YOUR TASK: Each line holding the string "genome" is to be copied from the data.

Figure dataset records:
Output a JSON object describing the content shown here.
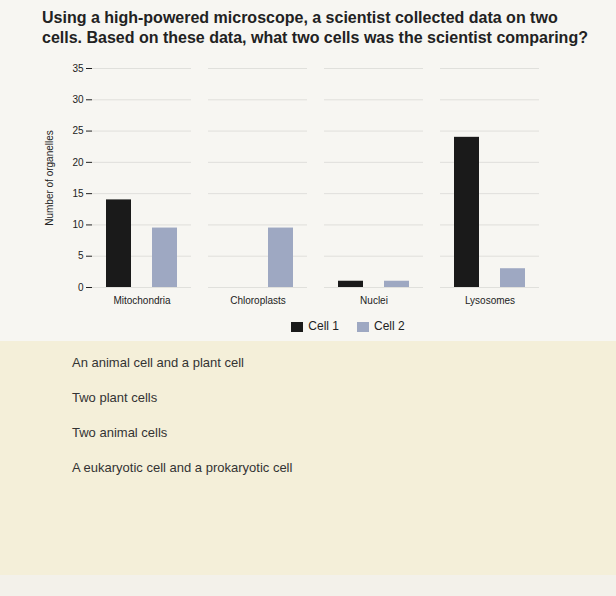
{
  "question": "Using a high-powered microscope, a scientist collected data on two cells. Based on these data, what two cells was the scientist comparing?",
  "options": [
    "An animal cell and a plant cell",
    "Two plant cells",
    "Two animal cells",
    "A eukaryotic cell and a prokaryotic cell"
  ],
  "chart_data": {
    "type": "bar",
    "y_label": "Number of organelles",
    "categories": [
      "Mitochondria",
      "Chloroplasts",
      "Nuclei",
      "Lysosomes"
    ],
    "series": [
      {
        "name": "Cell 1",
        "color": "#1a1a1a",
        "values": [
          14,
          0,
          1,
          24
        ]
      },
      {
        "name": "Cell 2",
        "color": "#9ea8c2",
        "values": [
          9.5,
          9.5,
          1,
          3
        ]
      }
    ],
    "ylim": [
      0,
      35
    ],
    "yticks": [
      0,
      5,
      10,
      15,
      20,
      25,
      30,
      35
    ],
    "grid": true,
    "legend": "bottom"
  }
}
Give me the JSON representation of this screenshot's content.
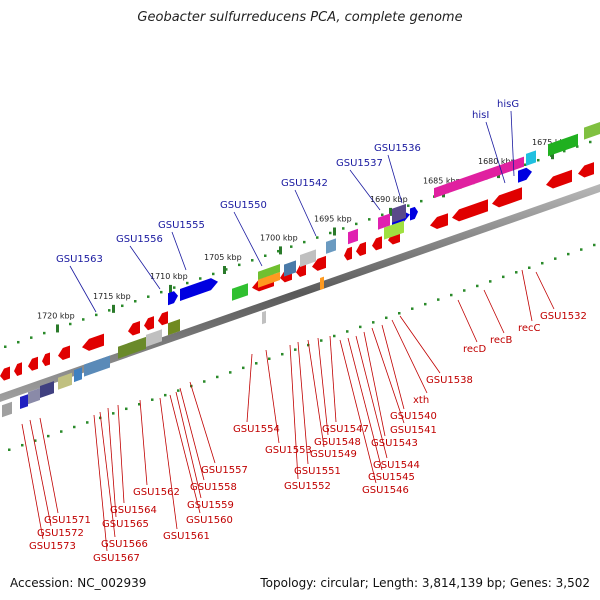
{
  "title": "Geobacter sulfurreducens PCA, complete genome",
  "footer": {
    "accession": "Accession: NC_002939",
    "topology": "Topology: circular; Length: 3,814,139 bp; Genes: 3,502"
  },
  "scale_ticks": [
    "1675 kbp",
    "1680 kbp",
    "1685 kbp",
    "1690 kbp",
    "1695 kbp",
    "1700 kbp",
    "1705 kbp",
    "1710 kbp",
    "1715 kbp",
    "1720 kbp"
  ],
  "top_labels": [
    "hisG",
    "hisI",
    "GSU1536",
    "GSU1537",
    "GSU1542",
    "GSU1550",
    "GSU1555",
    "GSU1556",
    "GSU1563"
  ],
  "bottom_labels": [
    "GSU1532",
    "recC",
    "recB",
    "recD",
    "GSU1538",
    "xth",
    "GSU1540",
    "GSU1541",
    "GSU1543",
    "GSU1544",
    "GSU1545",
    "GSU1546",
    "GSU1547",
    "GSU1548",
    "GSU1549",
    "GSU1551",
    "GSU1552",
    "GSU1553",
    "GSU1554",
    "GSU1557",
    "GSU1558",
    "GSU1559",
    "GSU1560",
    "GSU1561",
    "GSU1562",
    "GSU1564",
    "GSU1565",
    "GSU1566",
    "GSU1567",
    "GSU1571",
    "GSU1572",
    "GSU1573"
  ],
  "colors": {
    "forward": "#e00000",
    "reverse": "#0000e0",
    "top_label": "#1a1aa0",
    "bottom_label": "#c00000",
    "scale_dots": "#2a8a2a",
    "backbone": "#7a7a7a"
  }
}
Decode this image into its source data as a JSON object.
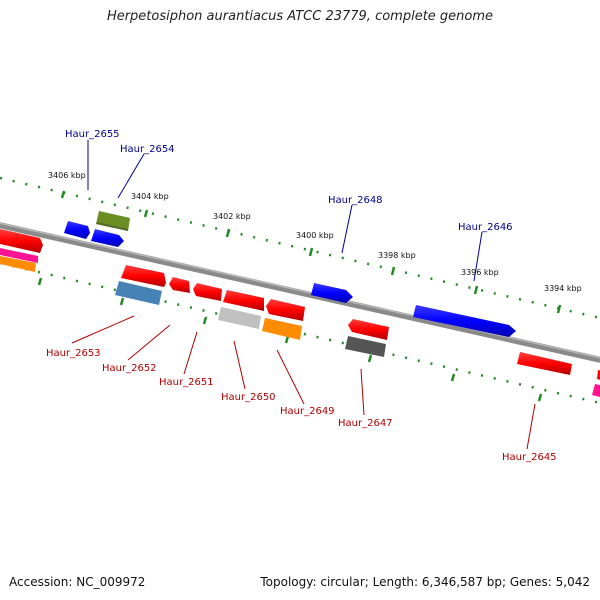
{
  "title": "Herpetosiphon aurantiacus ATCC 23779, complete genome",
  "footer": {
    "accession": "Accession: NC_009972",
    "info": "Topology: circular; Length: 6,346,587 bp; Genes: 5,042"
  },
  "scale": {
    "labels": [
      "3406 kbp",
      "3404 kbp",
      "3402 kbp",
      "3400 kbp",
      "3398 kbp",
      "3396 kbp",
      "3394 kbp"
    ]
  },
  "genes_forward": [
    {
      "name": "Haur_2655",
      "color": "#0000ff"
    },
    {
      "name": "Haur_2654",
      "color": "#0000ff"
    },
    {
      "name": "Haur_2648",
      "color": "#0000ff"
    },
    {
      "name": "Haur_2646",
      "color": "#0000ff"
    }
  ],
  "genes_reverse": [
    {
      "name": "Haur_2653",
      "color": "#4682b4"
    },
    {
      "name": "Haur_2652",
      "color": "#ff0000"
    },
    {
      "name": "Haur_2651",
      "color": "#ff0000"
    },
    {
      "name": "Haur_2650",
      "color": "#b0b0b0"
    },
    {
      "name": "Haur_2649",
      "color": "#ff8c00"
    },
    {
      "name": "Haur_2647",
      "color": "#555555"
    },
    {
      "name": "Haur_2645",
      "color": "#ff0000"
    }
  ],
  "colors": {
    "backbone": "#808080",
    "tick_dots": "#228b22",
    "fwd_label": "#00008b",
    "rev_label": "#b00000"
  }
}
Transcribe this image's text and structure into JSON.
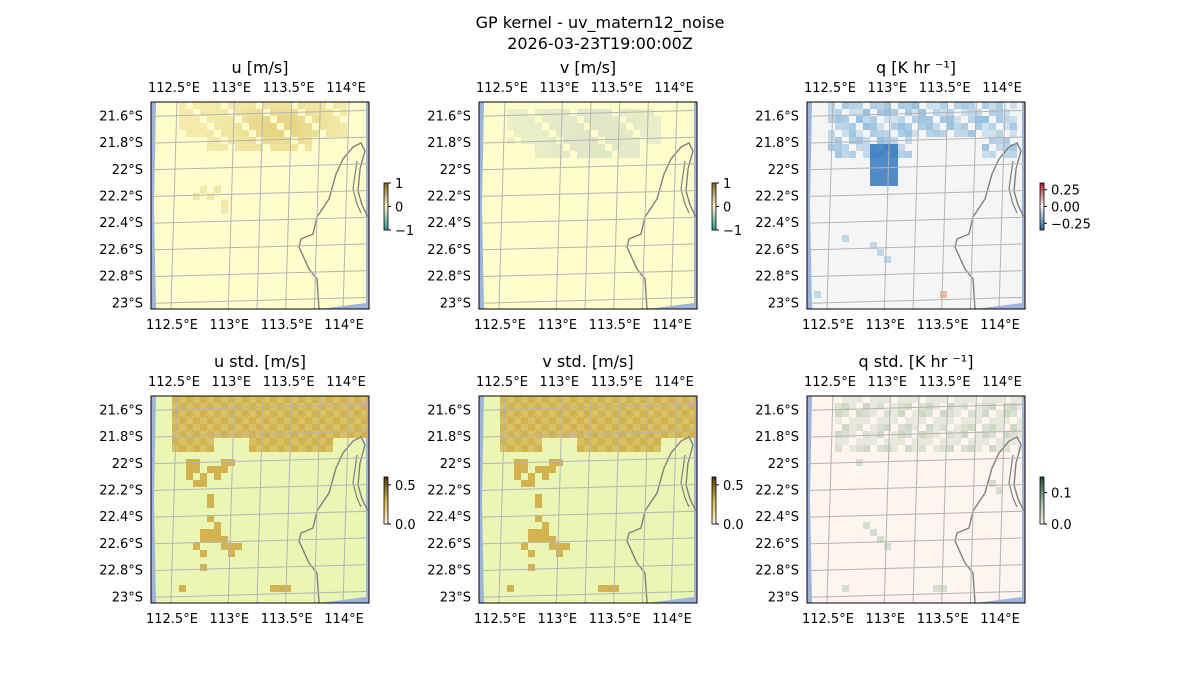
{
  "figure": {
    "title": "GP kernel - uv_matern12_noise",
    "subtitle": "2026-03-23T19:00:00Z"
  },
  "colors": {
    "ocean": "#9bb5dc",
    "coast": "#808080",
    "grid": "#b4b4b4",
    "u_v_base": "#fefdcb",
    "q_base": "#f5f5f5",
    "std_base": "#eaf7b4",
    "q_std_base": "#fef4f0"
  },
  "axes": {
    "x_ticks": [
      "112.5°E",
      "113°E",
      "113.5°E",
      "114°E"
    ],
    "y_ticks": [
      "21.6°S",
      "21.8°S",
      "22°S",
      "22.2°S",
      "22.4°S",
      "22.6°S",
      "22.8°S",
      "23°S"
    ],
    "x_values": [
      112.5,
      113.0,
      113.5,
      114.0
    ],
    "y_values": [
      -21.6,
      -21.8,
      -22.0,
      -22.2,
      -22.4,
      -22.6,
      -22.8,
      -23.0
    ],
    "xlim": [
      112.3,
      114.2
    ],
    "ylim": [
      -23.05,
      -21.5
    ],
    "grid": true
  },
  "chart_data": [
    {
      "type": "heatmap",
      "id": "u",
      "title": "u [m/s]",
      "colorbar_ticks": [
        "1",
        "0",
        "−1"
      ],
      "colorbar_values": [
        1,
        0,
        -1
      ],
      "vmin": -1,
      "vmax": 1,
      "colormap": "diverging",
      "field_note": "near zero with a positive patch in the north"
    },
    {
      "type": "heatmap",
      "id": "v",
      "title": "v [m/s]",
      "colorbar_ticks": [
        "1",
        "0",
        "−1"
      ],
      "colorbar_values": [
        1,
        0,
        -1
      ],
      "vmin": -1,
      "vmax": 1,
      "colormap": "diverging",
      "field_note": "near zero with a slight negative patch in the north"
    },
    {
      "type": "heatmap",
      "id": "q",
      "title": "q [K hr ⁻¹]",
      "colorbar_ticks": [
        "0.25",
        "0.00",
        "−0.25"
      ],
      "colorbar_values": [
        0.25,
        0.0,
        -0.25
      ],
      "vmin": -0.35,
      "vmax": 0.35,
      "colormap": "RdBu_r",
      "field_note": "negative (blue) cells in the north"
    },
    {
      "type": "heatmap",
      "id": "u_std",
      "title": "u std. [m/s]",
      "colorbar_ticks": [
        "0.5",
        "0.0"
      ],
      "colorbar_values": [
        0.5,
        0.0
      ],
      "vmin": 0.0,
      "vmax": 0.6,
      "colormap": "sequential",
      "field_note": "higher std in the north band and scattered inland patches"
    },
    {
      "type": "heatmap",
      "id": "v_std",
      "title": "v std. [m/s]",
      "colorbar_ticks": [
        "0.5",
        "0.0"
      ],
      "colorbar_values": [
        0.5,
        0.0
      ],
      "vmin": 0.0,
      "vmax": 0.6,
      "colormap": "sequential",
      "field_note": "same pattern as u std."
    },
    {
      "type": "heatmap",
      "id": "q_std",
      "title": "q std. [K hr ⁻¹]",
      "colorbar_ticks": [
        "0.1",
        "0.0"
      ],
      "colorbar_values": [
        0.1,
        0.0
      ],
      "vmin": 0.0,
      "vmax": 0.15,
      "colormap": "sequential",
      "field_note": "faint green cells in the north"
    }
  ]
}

WRITTEN SOLUTION:
  "title": "Geobacter sulfurreducens PCA, complete genome",
  "title": "Herpetosiphon aurantiacus ATCC 23779, complete genome",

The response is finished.